* _DIRECTIONS_:
Transcribe the listing in full, excluding any pictures.

Data entries for graphics:
┌──
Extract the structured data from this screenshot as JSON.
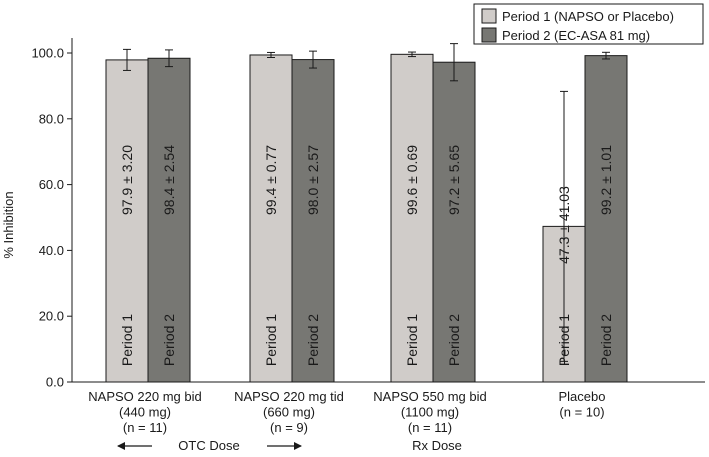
{
  "chart_data": {
    "type": "bar",
    "ylabel": "% Inhibition",
    "ylim": [
      0,
      100
    ],
    "yticks": [
      "0.0",
      "20.0",
      "40.0",
      "60.0",
      "80.0",
      "100.0"
    ],
    "grid": false,
    "legend_position": "top-right",
    "categories": [
      [
        "NAPSO 220 mg bid",
        "(440 mg)",
        "(n = 11)"
      ],
      [
        "NAPSO 220 mg tid",
        "(660 mg)",
        "(n = 9)"
      ],
      [
        "NAPSO 550 mg bid",
        "(1100 mg)",
        "(n = 11)"
      ],
      [
        "Placebo",
        "(n = 10)"
      ]
    ],
    "series": [
      {
        "name": "Period 1 (NAPSO or Placebo)",
        "bar_label": "Period 1",
        "color": "#d0ccc9",
        "values": [
          97.9,
          99.4,
          99.6,
          47.3
        ],
        "errors": [
          3.2,
          0.77,
          0.69,
          41.03
        ],
        "value_labels": [
          "97.9 ± 3.20",
          "99.4 ± 0.77",
          "99.6 ± 0.69",
          "47.3 ± 41.03"
        ]
      },
      {
        "name": "Period 2 (EC-ASA 81 mg)",
        "bar_label": "Period 2",
        "color": "#777773",
        "values": [
          98.4,
          98.0,
          97.2,
          99.2
        ],
        "errors": [
          2.54,
          2.57,
          5.65,
          1.01
        ],
        "value_labels": [
          "98.4 ± 2.54",
          "98.0 ± 2.57",
          "97.2 ± 5.65",
          "99.2 ± 1.01"
        ]
      }
    ],
    "annotations": {
      "otc_dose": "OTC Dose",
      "rx_dose": "Rx Dose"
    }
  }
}
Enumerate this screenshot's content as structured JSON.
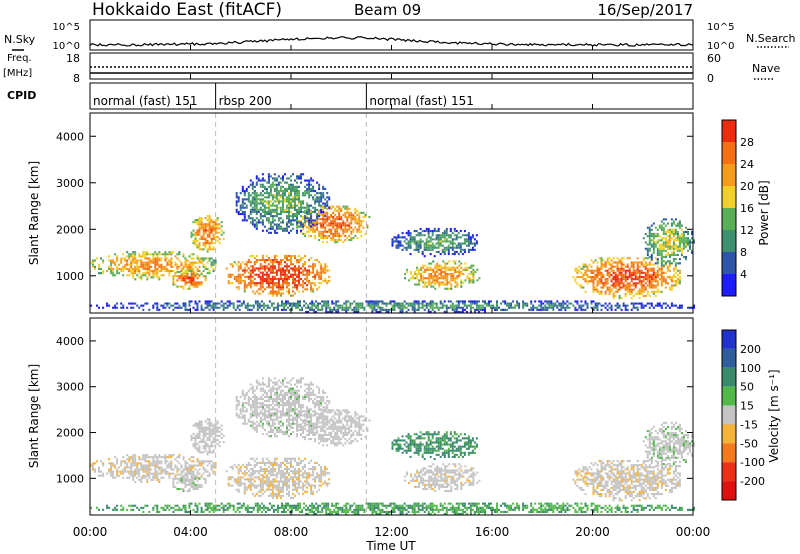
{
  "header": {
    "title": "Hokkaido East (fitACF)",
    "beam": "Beam 09",
    "date": "16/Sep/2017"
  },
  "strip_labels": {
    "nsky": "N.Sky",
    "nsearch": "N.Search",
    "freq": "Freq.",
    "freq_unit": "[MHz]",
    "nave": "Nave",
    "cpid": "CPID"
  },
  "strip_ticks": {
    "noise_left": [
      "10^5",
      "10^0"
    ],
    "noise_right": [
      "10^5",
      "10^0"
    ],
    "freq_left": [
      "18",
      "8"
    ],
    "nave_right": [
      "60",
      "0"
    ]
  },
  "cpid_segments": [
    {
      "label": "normal (fast) 151",
      "start_hr": 0.0,
      "end_hr": 5.0
    },
    {
      "label": "rbsp 200",
      "start_hr": 5.0,
      "end_hr": 11.0
    },
    {
      "label": "normal (fast) 151",
      "start_hr": 11.0,
      "end_hr": 24.0
    }
  ],
  "x_axis": {
    "label": "Time UT",
    "ticks": [
      "00:00",
      "04:00",
      "08:00",
      "12:00",
      "16:00",
      "20:00",
      "00:00"
    ],
    "tick_hours": [
      0,
      4,
      8,
      12,
      16,
      20,
      24
    ]
  },
  "y_axis": {
    "label": "Slant Range [km]",
    "ticks": [
      "1000",
      "2000",
      "3000",
      "4000"
    ],
    "tick_values": [
      1000,
      2000,
      3000,
      4000
    ],
    "range": [
      200,
      4500
    ]
  },
  "power_colorbar": {
    "label": "Power [dB]",
    "ticks": [
      "4",
      "8",
      "12",
      "16",
      "20",
      "24",
      "28"
    ],
    "tick_values": [
      4,
      8,
      12,
      16,
      20,
      24,
      28
    ],
    "range": [
      0,
      32
    ],
    "colors": [
      "#1c1cff",
      "#2d55a8",
      "#3f9070",
      "#5aae55",
      "#f2d02a",
      "#f59c1c",
      "#f47014",
      "#ee2a10"
    ]
  },
  "velocity_colorbar": {
    "label": "Velocity [m s⁻¹]",
    "ticks": [
      "200",
      "100",
      "50",
      "15",
      "-15",
      "-50",
      "-100",
      "-200"
    ],
    "colors": [
      "#2233cc",
      "#2f5f9a",
      "#3b8a6c",
      "#52b84a",
      "#c4c4c4",
      "#f4b43a",
      "#f47a20",
      "#ee3018",
      "#e01010"
    ]
  },
  "chart_data": {
    "type": "heatmap",
    "panels": [
      {
        "name": "power",
        "quantity": "Power",
        "unit": "dB"
      },
      {
        "name": "velocity",
        "quantity": "Velocity",
        "unit": "m s-1"
      }
    ],
    "xlabel": "Time UT",
    "ylabel": "Slant Range [km]",
    "xlim_hours": [
      0,
      24
    ],
    "ylim_km": [
      200,
      4500
    ],
    "echo_regions": [
      {
        "t0": 0.0,
        "t1": 5.0,
        "r0": 900,
        "r1": 1500,
        "power_db": 24,
        "velocity": -5
      },
      {
        "t0": 3.2,
        "t1": 4.6,
        "r0": 700,
        "r1": 1100,
        "power_db": 28,
        "velocity": 5
      },
      {
        "t0": 4.0,
        "t1": 5.3,
        "r0": 1500,
        "r1": 2300,
        "power_db": 26,
        "velocity": 0
      },
      {
        "t0": 5.4,
        "t1": 9.5,
        "r0": 550,
        "r1": 1450,
        "power_db": 30,
        "velocity": -8
      },
      {
        "t0": 8.2,
        "t1": 11.1,
        "r0": 1700,
        "r1": 2500,
        "power_db": 27,
        "velocity": 0
      },
      {
        "t0": 5.8,
        "t1": 9.5,
        "r0": 1900,
        "r1": 3200,
        "power_db": 14,
        "velocity": 2
      },
      {
        "t0": 12.5,
        "t1": 15.5,
        "r0": 700,
        "r1": 1300,
        "power_db": 24,
        "velocity": -4
      },
      {
        "t0": 12.0,
        "t1": 15.5,
        "r0": 1400,
        "r1": 2000,
        "power_db": 13,
        "velocity": 40
      },
      {
        "t0": 19.2,
        "t1": 23.5,
        "r0": 500,
        "r1": 1400,
        "power_db": 28,
        "velocity": -6
      },
      {
        "t0": 22.0,
        "t1": 24.0,
        "r0": 1200,
        "r1": 2200,
        "power_db": 18,
        "velocity": 5
      },
      {
        "t0": 0.0,
        "t1": 24.0,
        "r0": 200,
        "r1": 450,
        "power_db": 12,
        "velocity": 30
      }
    ]
  }
}
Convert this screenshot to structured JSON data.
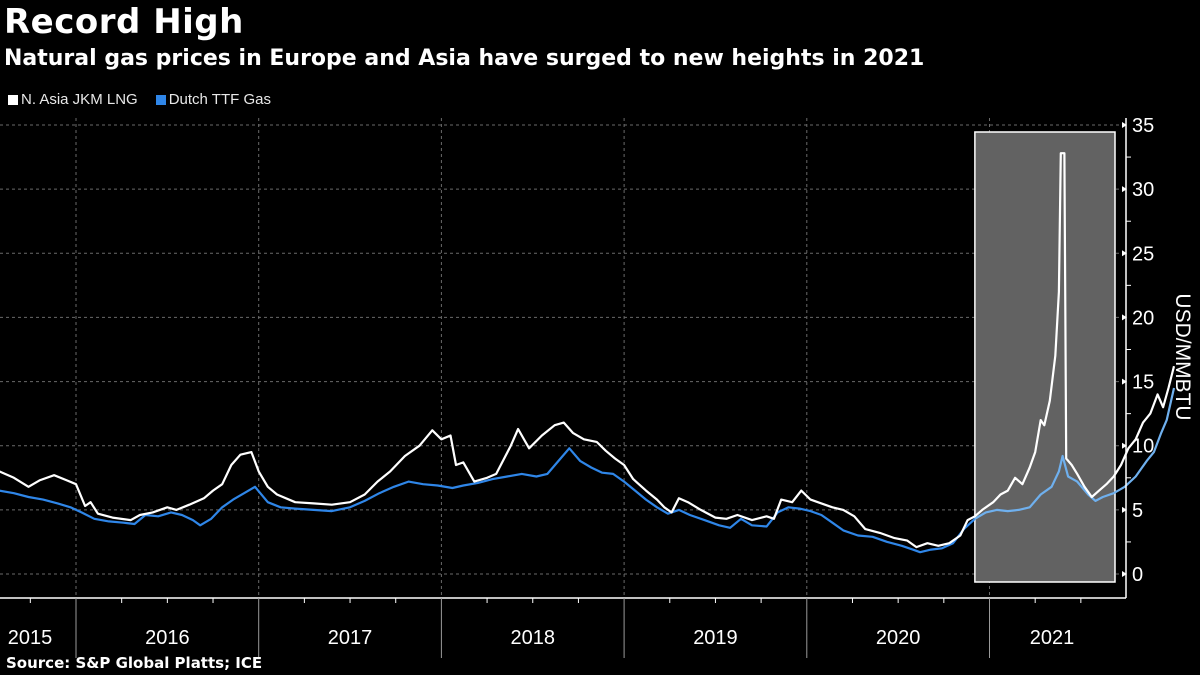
└──
* _PROBLEM SOLUTION_:
Extract the structured data from this screenshot as JSON.
{
  "chart_data": {
    "type": "bar",
    "ylabel": "% Inhibition",
    "ylim": [
      0,
      100
    ],
    "yticks": [
      "0.0",
      "20.0",
      "40.0",
      "60.0",
      "80.0",
      "100.0"
    ],
    "grid": false,
    "legend_position": "top-right",
    "categories": [
      [
        "NAPSO 220 mg bid",
        "(440 mg)",
        "(n = 11)"
      ],
      [
        "NAPSO 220 mg tid",
        "(660 mg)",
        "(n = 9)"
      ],
      [
        "NAPSO 550 mg bid",
        "(1100 mg)",
        "(n = 11)"
      ],
      [
        "Placebo",
        "(n = 10)"
      ]
    ],
    "series": [
      {
        "name": "Period 1 (NAPSO or Placebo)",
        "bar_label": "Period 1",
        "color": "#d0ccc9",
        "values": [
          97.9,
          99.4,
          99.6,
          47.3
        ],
        "errors": [
          3.2,
          0.77,
          0.69,
          41.03
        ],
        "value_labels": [
          "97.9 ± 3.20",
          "99.4 ± 0.77",
          "99.6 ± 0.69",
          "47.3 ± 41.03"
        ]
      },
      {
        "name": "Period 2 (EC-ASA 81 mg)",
        "bar_label": "Period 2",
        "color": "#777773",
        "values": [
          98.4,
          98.0,
          97.2,
          99.2
        ],
        "errors": [
          2.54,
          2.57,
          5.65,
          1.01
        ],
        "value_labels": [
          "98.4 ± 2.54",
          "98.0 ± 2.57",
          "97.2 ± 5.65",
          "99.2 ± 1.01"
        ]
      }
    ],
    "annotations": {
      "otc_dose": "OTC Dose",
      "rx_dose": "Rx Dose"
    }
  }
}
Enumerate this screenshot's content as structured JSON.
{
  "header": {
    "title": "Hokkaido East (fitACF)",
    "beam": "Beam 09",
    "date": "16/Sep/2017"
  },
  "strip_labels": {
    "nsky": "N.Sky",
    "nsearch": "N.Search",
    "freq": "Freq.",
    "freq_unit": "[MHz]",
    "nave": "Nave",
    "cpid": "CPID"
  },
  "strip_ticks": {
    "noise_left": [
      "10^5",
      "10^0"
    ],
    "noise_right": [
      "10^5",
      "10^0"
    ],
    "freq_left": [
      "18",
      "8"
    ],
    "nave_right": [
      "60",
      "0"
    ]
  },
  "cpid_segments": [
    {
      "label": "normal (fast) 151",
      "start_hr": 0.0,
      "end_hr": 5.0
    },
    {
      "label": "rbsp 200",
      "start_hr": 5.0,
      "end_hr": 11.0
    },
    {
      "label": "normal (fast) 151",
      "start_hr": 11.0,
      "end_hr": 24.0
    }
  ],
  "x_axis": {
    "label": "Time UT",
    "ticks": [
      "00:00",
      "04:00",
      "08:00",
      "12:00",
      "16:00",
      "20:00",
      "00:00"
    ],
    "tick_hours": [
      0,
      4,
      8,
      12,
      16,
      20,
      24
    ]
  },
  "y_axis": {
    "label": "Slant Range [km]",
    "ticks": [
      "1000",
      "2000",
      "3000",
      "4000"
    ],
    "tick_values": [
      1000,
      2000,
      3000,
      4000
    ],
    "range": [
      200,
      4500
    ]
  },
  "power_colorbar": {
    "label": "Power [dB]",
    "ticks": [
      "4",
      "8",
      "12",
      "16",
      "20",
      "24",
      "28"
    ],
    "tick_values": [
      4,
      8,
      12,
      16,
      20,
      24,
      28
    ],
    "range": [
      0,
      32
    ],
    "colors": [
      "#1c1cff",
      "#2d55a8",
      "#3f9070",
      "#5aae55",
      "#f2d02a",
      "#f59c1c",
      "#f47014",
      "#ee2a10"
    ]
  },
  "velocity_colorbar": {
    "label": "Velocity [m s⁻¹]",
    "ticks": [
      "200",
      "100",
      "50",
      "15",
      "-15",
      "-50",
      "-100",
      "-200"
    ],
    "colors": [
      "#2233cc",
      "#2f5f9a",
      "#3b8a6c",
      "#52b84a",
      "#c4c4c4",
      "#f4b43a",
      "#f47a20",
      "#ee3018",
      "#e01010"
    ]
  },
  "chart_data": {
    "type": "heatmap",
    "panels": [
      {
        "name": "power",
        "quantity": "Power",
        "unit": "dB"
      },
      {
        "name": "velocity",
        "quantity": "Velocity",
        "unit": "m s-1"
      }
    ],
    "xlabel": "Time UT",
    "ylabel": "Slant Range [km]",
    "xlim_hours": [
      0,
      24
    ],
    "ylim_km": [
      200,
      4500
    ],
    "echo_regions": [
      {
        "t0": 0.0,
        "t1": 5.0,
        "r0": 900,
        "r1": 1500,
        "power_db": 24,
        "velocity": -5
      },
      {
        "t0": 3.2,
        "t1": 4.6,
        "r0": 700,
        "r1": 1100,
        "power_db": 28,
        "velocity": 5
      },
      {
        "t0": 4.0,
        "t1": 5.3,
        "r0": 1500,
        "r1": 2300,
        "power_db": 26,
        "velocity": 0
      },
      {
        "t0": 5.4,
        "t1": 9.5,
        "r0": 550,
        "r1": 1450,
        "power_db": 30,
        "velocity": -8
      },
      {
        "t0": 8.2,
        "t1": 11.1,
        "r0": 1700,
        "r1": 2500,
        "power_db": 27,
        "velocity": 0
      },
      {
        "t0": 5.8,
        "t1": 9.5,
        "r0": 1900,
        "r1": 3200,
        "power_db": 14,
        "velocity": 2
      },
      {
        "t0": 12.5,
        "t1": 15.5,
        "r0": 700,
        "r1": 1300,
        "power_db": 24,
        "velocity": -4
      },
      {
        "t0": 12.0,
        "t1": 15.5,
        "r0": 1400,
        "r1": 2000,
        "power_db": 13,
        "velocity": 40
      },
      {
        "t0": 19.2,
        "t1": 23.5,
        "r0": 500,
        "r1": 1400,
        "power_db": 28,
        "velocity": -6
      },
      {
        "t0": 22.0,
        "t1": 24.0,
        "r0": 1200,
        "r1": 2200,
        "power_db": 18,
        "velocity": 5
      },
      {
        "t0": 0.0,
        "t1": 24.0,
        "r0": 200,
        "r1": 450,
        "power_db": 12,
        "velocity": 30
      }
    ]
  }
}
Convert this screenshot to structured JSON data.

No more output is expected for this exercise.